▶ Job: All entries are to be given again verbatim.

▶ Raw data:
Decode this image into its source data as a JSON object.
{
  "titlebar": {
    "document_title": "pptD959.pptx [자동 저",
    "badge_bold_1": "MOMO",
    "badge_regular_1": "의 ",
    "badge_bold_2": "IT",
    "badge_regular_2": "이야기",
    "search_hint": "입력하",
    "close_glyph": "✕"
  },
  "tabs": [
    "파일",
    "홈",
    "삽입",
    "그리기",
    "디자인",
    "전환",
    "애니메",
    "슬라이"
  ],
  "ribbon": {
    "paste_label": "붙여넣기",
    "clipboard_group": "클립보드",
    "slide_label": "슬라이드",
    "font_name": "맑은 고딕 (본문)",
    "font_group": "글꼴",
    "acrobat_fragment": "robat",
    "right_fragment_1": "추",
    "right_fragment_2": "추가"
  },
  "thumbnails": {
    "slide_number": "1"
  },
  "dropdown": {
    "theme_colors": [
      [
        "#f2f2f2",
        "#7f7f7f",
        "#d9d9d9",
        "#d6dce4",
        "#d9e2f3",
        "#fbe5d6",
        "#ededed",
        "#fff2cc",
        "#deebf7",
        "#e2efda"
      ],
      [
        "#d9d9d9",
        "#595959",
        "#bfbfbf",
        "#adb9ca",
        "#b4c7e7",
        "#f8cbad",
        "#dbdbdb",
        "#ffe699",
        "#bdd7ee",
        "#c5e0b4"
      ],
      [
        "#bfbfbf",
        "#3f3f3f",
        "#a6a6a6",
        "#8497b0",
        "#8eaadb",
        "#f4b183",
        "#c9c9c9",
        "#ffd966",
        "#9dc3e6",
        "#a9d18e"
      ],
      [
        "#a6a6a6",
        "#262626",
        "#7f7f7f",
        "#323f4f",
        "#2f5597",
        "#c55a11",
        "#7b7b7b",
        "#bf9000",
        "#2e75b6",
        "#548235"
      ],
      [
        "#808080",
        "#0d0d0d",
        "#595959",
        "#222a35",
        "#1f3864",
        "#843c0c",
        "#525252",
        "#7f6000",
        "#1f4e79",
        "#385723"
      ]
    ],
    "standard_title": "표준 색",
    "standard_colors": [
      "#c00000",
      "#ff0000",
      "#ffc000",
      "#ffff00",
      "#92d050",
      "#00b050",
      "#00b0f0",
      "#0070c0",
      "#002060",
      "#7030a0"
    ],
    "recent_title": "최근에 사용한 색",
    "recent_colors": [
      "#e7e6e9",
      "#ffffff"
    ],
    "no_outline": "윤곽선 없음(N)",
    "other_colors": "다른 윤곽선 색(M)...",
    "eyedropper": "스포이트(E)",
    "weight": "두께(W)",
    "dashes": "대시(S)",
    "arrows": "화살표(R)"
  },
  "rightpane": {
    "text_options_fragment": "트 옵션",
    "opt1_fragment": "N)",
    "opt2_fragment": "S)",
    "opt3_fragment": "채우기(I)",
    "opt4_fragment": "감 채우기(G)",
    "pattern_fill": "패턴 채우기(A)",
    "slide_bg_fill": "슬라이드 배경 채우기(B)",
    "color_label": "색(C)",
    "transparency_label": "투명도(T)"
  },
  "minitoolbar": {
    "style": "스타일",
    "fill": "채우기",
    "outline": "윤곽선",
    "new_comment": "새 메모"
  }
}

▶ Result for this task:
Decode this image into its source data as a JSON object.
{
  "titlebar": {
    "document_title": "pptD959.pptx [자동 저",
    "badge_bold_1": "MOMO",
    "badge_regular_1": "의 ",
    "badge_bold_2": "IT",
    "badge_regular_2": "이야기",
    "search_hint": "입력하",
    "close_glyph": "✕"
  },
  "tabs": [
    "파일",
    "홈",
    "삽입",
    "그리기",
    "디자인",
    "전환",
    "애니메",
    "슬라이"
  ],
  "ribbon": {
    "paste_label": "붙여넣기",
    "clipboard_group": "클립보드",
    "slide_label": "슬라이드",
    "font_name": "맑은 고딕 (본문)",
    "font_group": "글꼴",
    "acrobat_fragment": "robat",
    "right_fragment_1": "추",
    "right_fragment_2": "추가"
  },
  "thumbnails": {
    "slide_number": "1"
  },
  "dropdown": {
    "theme_colors": [
      [
        "#f2f2f2",
        "#7f7f7f",
        "#d9d9d9",
        "#d6dce4",
        "#d9e2f3",
        "#fbe5d6",
        "#ededed",
        "#fff2cc",
        "#deebf7",
        "#e2efda"
      ],
      [
        "#d9d9d9",
        "#595959",
        "#bfbfbf",
        "#adb9ca",
        "#b4c7e7",
        "#f8cbad",
        "#dbdbdb",
        "#ffe699",
        "#bdd7ee",
        "#c5e0b4"
      ],
      [
        "#bfbfbf",
        "#3f3f3f",
        "#a6a6a6",
        "#8497b0",
        "#8eaadb",
        "#f4b183",
        "#c9c9c9",
        "#ffd966",
        "#9dc3e6",
        "#a9d18e"
      ],
      [
        "#a6a6a6",
        "#262626",
        "#7f7f7f",
        "#323f4f",
        "#2f5597",
        "#c55a11",
        "#7b7b7b",
        "#bf9000",
        "#2e75b6",
        "#548235"
      ],
      [
        "#808080",
        "#0d0d0d",
        "#595959",
        "#222a35",
        "#1f3864",
        "#843c0c",
        "#525252",
        "#7f6000",
        "#1f4e79",
        "#385723"
      ]
    ],
    "standard_title": "표준 색",
    "standard_colors": [
      "#c00000",
      "#ff0000",
      "#ffc000",
      "#ffff00",
      "#92d050",
      "#00b050",
      "#00b0f0",
      "#0070c0",
      "#002060",
      "#7030a0"
    ],
    "recent_title": "최근에 사용한 색",
    "recent_colors": [
      "#e7e6e9",
      "#ffffff"
    ],
    "no_outline": "윤곽선 없음(N)",
    "other_colors": "다른 윤곽선 색(M)...",
    "eyedropper": "스포이트(E)",
    "weight": "두께(W)",
    "dashes": "대시(S)",
    "arrows": "화살표(R)"
  },
  "rightpane": {
    "text_options_fragment": "트 옵션",
    "opt1_fragment": "N)",
    "opt2_fragment": "S)",
    "opt3_fragment": "채우기(I)",
    "opt4_fragment": "감 채우기(G)",
    "pattern_fill": "패턴 채우기(A)",
    "slide_bg_fill": "슬라이드 배경 채우기(B)",
    "color_label": "색(C)",
    "transparency_label": "투명도(T)"
  },
  "minitoolbar": {
    "style": "스타일",
    "fill": "채우기",
    "outline": "윤곽선",
    "new_comment": "새 메모"
  }
}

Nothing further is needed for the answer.